(Source text begins)

Population pharmacokinetics of intermittent vancomycin in children with cystic fibrosis.

Author information

1
Department of Pediatrics, University of Utah School of Medicine, Salt Lake City, Utah; Department of Pharmacology and Toxicology, University of Utah College of Pharmacy, Salt Lake City, Utah.

Abstract

BACKGROUND:

Vancomycin is the drug-of-choice for the treatment of methicillin-resistant Staphylococcus aureus (MRSA) infections in children with cystic fibrosis. However, no studies have characterized the pharmacokinetic profile of vancomycin among pediatric cystic fibrosis patients.

OBJECTIVE:

To evaluate the pharmacokinetics of intermittent vancomycin administration in children with cystic fibrosis and identify covariates that significantly influence vancomycin efficacy and safety.

METHODS:

Therapeutic drug monitoring data were obtained from two cystic fibrosis care centers that identified children < 18 years who received vancomycin treatment for an acute pulmonary exacerbation from 2005 to 2010. Trough and peak serum concentrations were determined before and after the third or fourth dose. Nonlinear mixed effects models were developed to evaluate the population pharmacokinetics of vancomycin.

(Source text ends)
(Provided data begins)

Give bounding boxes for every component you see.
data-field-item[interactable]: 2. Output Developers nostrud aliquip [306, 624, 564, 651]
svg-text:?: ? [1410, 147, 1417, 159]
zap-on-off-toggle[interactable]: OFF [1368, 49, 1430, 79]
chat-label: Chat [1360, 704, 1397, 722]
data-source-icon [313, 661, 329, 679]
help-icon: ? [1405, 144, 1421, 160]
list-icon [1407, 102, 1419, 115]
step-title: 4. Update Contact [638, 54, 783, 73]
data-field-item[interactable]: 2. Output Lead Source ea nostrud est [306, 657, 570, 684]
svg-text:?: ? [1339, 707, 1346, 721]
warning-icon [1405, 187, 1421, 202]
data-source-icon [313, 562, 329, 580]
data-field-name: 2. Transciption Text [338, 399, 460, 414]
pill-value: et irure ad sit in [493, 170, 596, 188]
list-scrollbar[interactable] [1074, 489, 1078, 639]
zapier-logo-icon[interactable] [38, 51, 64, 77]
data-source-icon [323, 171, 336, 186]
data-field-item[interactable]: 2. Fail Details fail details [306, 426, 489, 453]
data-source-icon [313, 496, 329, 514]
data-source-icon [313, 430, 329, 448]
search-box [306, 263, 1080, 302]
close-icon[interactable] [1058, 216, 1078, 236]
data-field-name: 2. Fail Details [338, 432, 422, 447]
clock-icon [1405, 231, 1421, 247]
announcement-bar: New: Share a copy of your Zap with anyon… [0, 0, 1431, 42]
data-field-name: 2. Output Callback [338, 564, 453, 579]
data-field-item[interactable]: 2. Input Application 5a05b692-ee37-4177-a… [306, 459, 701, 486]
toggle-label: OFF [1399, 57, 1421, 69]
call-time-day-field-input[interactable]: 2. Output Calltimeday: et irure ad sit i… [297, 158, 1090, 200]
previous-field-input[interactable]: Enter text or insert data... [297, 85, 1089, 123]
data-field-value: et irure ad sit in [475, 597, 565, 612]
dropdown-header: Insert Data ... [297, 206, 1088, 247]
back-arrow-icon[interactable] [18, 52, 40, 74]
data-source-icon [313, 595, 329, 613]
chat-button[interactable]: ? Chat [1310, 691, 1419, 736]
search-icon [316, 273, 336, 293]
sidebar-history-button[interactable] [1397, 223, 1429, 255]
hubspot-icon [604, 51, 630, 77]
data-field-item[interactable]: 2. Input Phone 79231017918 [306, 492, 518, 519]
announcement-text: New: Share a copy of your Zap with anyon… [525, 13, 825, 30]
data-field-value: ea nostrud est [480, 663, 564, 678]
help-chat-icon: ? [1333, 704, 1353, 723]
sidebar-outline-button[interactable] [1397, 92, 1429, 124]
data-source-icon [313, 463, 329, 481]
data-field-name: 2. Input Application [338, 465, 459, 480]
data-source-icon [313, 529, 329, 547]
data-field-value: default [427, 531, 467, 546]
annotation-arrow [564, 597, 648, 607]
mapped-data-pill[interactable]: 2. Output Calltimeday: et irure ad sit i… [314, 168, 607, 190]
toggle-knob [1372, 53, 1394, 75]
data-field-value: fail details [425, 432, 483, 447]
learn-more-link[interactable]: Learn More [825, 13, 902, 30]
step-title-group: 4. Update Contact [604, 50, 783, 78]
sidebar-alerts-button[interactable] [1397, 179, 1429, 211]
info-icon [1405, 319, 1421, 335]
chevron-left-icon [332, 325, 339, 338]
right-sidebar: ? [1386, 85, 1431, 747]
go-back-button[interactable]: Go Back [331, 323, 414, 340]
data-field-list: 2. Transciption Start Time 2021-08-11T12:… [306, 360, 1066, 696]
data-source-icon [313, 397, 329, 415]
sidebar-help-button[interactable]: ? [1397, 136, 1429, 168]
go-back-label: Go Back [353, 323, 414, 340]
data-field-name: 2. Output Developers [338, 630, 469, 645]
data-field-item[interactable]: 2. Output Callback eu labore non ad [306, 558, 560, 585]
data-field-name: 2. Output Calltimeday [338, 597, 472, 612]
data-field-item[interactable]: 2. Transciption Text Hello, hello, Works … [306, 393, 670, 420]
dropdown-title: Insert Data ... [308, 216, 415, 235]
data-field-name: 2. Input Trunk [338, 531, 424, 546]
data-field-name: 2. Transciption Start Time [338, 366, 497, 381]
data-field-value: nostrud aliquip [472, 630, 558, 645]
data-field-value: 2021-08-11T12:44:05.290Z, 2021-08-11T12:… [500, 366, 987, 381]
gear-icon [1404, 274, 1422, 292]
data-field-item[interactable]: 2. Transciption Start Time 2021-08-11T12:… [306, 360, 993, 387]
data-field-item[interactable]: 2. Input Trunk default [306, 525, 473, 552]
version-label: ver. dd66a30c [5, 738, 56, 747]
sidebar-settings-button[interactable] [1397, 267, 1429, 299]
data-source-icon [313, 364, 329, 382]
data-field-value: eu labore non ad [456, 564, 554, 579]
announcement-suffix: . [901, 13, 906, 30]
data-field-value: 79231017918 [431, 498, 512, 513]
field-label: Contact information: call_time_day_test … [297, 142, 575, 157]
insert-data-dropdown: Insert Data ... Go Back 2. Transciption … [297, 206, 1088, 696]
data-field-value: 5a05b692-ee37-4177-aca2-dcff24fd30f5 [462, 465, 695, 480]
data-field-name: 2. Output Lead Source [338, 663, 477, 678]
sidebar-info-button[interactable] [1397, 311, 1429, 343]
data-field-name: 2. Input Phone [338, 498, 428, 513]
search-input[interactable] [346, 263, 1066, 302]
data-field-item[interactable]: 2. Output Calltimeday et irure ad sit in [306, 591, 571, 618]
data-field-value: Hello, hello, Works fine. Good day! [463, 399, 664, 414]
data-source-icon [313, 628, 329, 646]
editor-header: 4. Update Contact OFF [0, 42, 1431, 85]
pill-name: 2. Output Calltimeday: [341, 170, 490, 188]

(Provided data ends)

▶ Problems to work on
a – In the vancomycin abstract, at what point in treatment were trough and peak serum concentrations measured?
b – Extend the vancomycin abstract, picking up after its final sentence about nonlinear mixed effects models.

▶ Task-by-task outputs
a – Before and after the third or fourth dose.

b –
RESULTS:

Among the 67 children (mean age 12.1 ± 5.3 years), the mean vancomycin dose was 17.4 ± 4.4 mg/kg. The mean trough concentration (Cmin ) was 10.3 ± 3.8 mg/L. The mean daily area under the serum concentration time curve (AUC24 ) was 282.5 ± 816.9 mg·hour/L. A one-compartment model with first-order elimination best described the data. Weight significantly influenced vancomycin clearance (p<0.001). In the final model, clearance was estimated as 5.57 L/hour/70 kg, and the volume of distribution was 44.1 L/70 kg. The between subject variability for clearance and volume of distribution were 27% and 40%, respectively.

CONCLUSIONS:

Using a one-compartment model to evaluate the pharmacokinetic properties of vancomycin in children with cystic fibrosis, clearance increased with body weight. Pharmacodynamic studies are needed to establish an optimal vancomycin dosing regimen for the treatment of pediatric exacerbations of cystic fibrosis.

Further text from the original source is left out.